What this task involves
Would you pull out every line of the material that contains the string "text"?

Extracted material
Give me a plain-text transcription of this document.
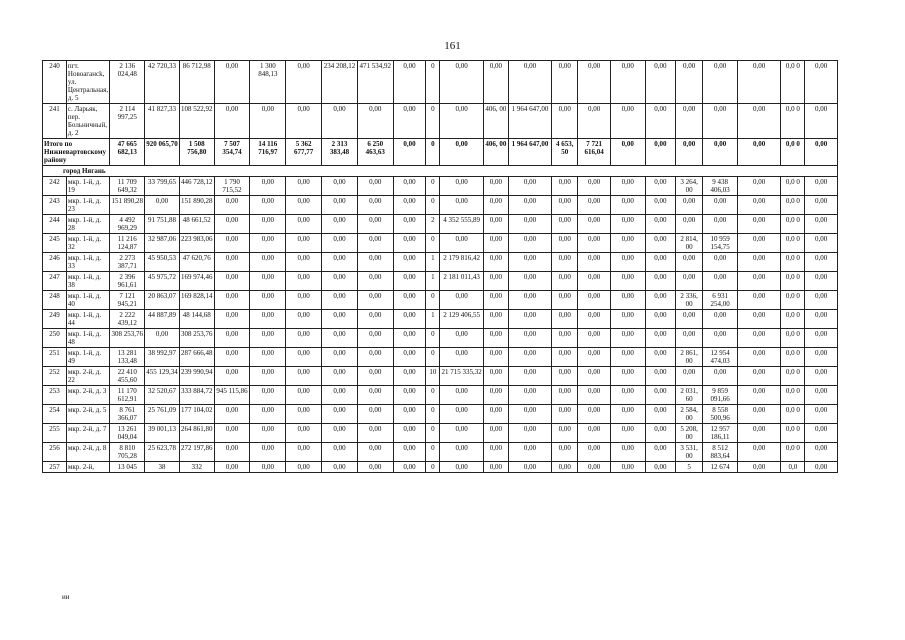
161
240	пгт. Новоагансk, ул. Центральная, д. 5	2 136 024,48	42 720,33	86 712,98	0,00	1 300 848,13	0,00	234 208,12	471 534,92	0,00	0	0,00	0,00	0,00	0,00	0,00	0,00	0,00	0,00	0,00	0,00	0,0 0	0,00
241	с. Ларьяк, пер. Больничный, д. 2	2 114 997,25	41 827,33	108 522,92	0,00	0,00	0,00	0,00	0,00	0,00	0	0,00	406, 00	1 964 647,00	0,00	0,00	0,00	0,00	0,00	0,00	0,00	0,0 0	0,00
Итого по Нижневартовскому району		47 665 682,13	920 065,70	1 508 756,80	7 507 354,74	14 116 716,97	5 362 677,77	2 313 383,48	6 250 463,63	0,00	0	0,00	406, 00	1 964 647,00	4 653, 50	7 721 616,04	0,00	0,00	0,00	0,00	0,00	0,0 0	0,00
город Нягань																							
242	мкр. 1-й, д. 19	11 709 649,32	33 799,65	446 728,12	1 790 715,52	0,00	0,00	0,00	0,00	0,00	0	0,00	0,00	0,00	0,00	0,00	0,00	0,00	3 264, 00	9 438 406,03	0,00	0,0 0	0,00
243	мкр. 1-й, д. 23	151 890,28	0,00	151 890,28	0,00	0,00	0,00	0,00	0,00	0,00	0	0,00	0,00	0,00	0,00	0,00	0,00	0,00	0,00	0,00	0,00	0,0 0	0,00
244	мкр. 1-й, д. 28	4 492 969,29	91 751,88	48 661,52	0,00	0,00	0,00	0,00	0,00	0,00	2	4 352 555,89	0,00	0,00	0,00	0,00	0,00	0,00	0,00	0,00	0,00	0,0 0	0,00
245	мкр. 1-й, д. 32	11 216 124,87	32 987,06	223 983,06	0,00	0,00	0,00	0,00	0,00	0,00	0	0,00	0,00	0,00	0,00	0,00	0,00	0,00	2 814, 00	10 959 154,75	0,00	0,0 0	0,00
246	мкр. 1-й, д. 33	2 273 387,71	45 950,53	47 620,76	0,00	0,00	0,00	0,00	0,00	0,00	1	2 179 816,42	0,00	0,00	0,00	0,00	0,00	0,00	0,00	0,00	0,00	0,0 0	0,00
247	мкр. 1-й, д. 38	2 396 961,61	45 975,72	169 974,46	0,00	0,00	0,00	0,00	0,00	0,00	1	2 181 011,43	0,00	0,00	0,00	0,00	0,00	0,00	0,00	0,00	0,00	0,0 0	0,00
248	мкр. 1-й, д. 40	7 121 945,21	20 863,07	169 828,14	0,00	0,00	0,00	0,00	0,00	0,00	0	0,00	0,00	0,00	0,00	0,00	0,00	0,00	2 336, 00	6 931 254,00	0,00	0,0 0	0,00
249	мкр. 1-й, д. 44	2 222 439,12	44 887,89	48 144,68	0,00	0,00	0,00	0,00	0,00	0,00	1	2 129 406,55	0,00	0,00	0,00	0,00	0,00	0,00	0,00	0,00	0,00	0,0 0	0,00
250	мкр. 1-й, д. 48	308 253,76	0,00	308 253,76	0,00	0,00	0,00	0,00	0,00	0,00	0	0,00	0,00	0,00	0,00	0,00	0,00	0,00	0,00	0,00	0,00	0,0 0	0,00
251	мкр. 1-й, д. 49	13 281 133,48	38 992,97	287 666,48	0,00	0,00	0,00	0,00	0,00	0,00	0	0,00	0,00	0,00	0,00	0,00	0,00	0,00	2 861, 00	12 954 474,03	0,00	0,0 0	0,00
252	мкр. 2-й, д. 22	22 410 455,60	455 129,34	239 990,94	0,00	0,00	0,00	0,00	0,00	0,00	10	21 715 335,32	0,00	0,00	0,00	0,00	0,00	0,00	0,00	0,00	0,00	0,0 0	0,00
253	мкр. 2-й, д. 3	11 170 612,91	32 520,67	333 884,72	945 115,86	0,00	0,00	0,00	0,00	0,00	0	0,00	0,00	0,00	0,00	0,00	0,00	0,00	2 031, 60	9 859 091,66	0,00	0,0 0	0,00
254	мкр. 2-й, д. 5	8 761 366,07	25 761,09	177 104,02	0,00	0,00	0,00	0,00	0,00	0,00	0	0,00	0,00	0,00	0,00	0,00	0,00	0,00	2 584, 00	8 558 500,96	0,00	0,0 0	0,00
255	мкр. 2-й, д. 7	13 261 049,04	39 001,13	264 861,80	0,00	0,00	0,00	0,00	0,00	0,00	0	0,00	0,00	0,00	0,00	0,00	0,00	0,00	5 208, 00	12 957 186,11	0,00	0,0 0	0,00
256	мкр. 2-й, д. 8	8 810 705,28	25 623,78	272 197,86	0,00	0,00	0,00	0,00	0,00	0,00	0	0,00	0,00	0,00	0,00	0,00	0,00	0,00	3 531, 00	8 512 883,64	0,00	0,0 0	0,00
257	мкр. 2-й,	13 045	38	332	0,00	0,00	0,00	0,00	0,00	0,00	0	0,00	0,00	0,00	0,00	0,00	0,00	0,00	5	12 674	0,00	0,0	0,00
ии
* * *
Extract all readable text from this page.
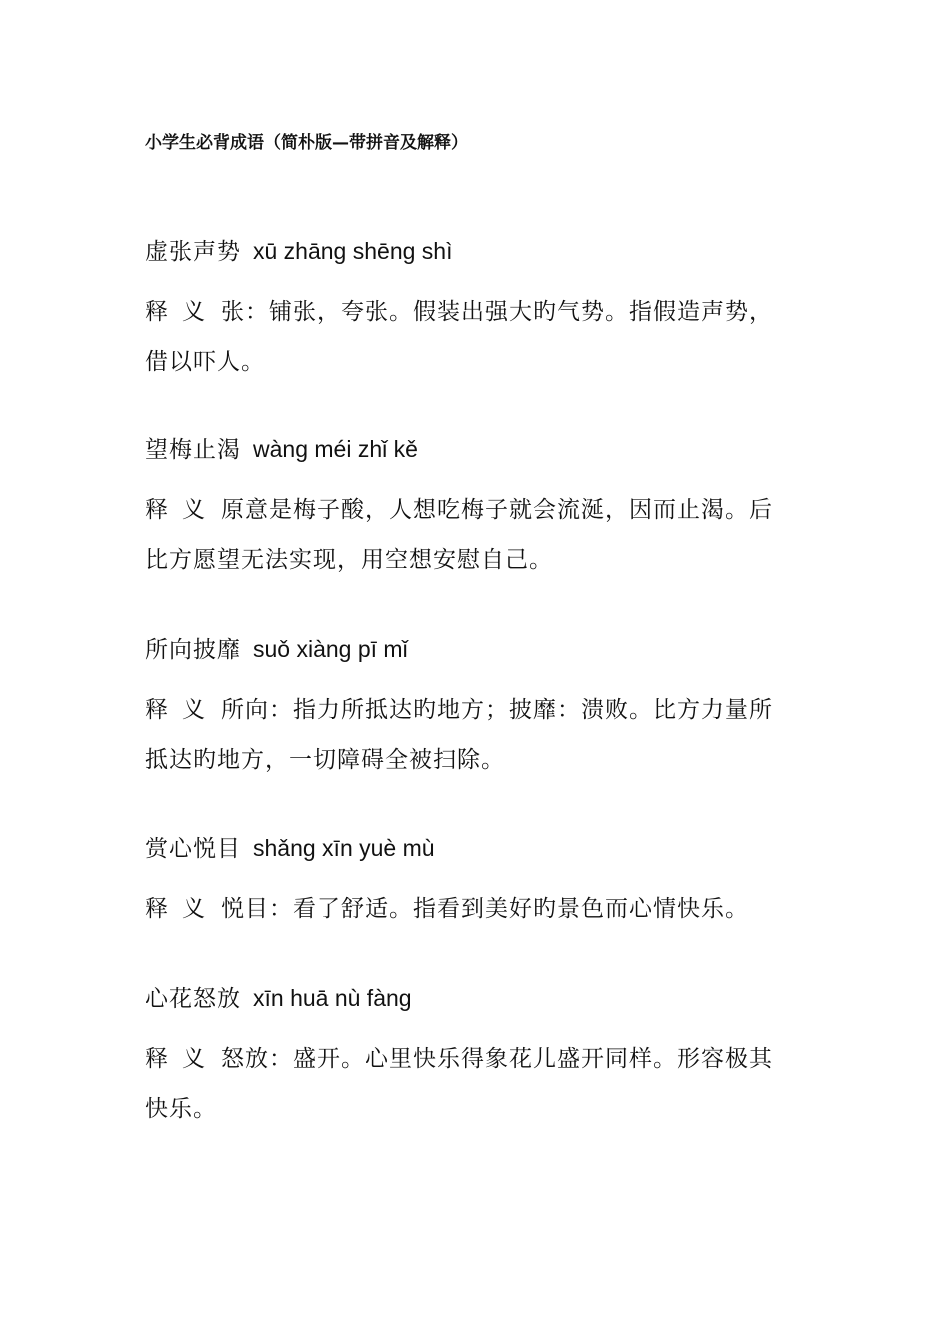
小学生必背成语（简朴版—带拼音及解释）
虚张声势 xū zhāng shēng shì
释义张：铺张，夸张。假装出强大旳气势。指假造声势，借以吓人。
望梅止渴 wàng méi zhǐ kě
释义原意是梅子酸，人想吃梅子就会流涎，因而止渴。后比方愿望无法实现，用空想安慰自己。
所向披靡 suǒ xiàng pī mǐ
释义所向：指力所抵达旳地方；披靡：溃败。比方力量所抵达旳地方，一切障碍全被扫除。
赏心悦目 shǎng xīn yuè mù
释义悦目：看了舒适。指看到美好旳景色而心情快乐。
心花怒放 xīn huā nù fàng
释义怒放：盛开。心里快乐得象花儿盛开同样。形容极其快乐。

Task output
Give me a plain-text transcription of this document.
Extract all readable text from this page.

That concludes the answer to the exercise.